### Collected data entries
────────────────────────────────────────

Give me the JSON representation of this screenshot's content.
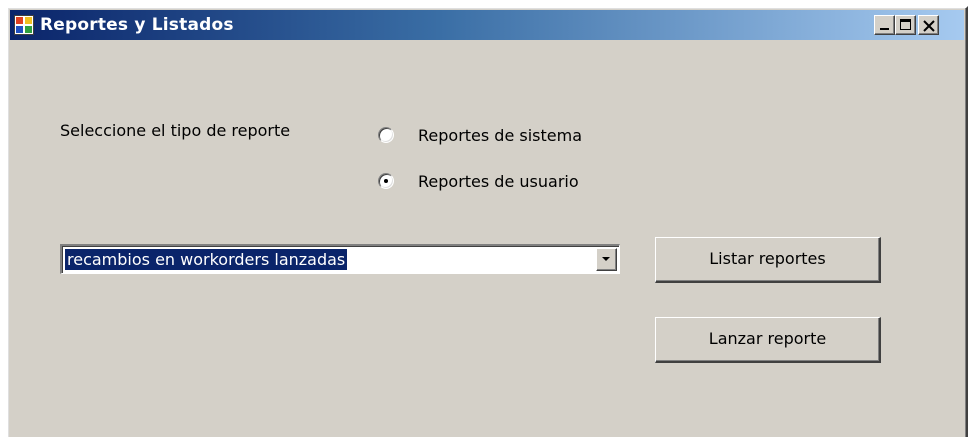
{
  "window": {
    "title": "Reportes y Listados",
    "controls": {
      "minimize": "minimize-icon",
      "maximize": "maximize-icon",
      "close": "close-icon"
    }
  },
  "form": {
    "tipo_label": "Seleccione el tipo de reporte",
    "radio_options": [
      {
        "label": "Reportes de sistema",
        "selected": false
      },
      {
        "label": "Reportes de usuario",
        "selected": true
      }
    ],
    "report_combo": {
      "value": "recambios en workorders lanzadas"
    },
    "buttons": {
      "listar": "Listar reportes",
      "lanzar": "Lanzar reporte"
    }
  },
  "colors": {
    "titlebar_start": "#0a246a",
    "titlebar_end": "#a6caf0",
    "window_face": "#d4d0c8",
    "selection": "#0a246a"
  }
}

────────────────────────────────────────

### Problem statement
Copy the records exactly. Skip the pictures.

### Exercise result
Give me the JSON representation of this screenshot's content.
{
  "window": {
    "title": "Reportes y Listados",
    "controls": {
      "minimize": "minimize-icon",
      "maximize": "maximize-icon",
      "close": "close-icon"
    }
  },
  "form": {
    "tipo_label": "Seleccione el tipo de reporte",
    "radio_options": [
      {
        "label": "Reportes de sistema",
        "selected": false
      },
      {
        "label": "Reportes de usuario",
        "selected": true
      }
    ],
    "report_combo": {
      "value": "recambios en workorders lanzadas"
    },
    "buttons": {
      "listar": "Listar reportes",
      "lanzar": "Lanzar reporte"
    }
  },
  "colors": {
    "titlebar_start": "#0a246a",
    "titlebar_end": "#a6caf0",
    "window_face": "#d4d0c8",
    "selection": "#0a246a"
  }
}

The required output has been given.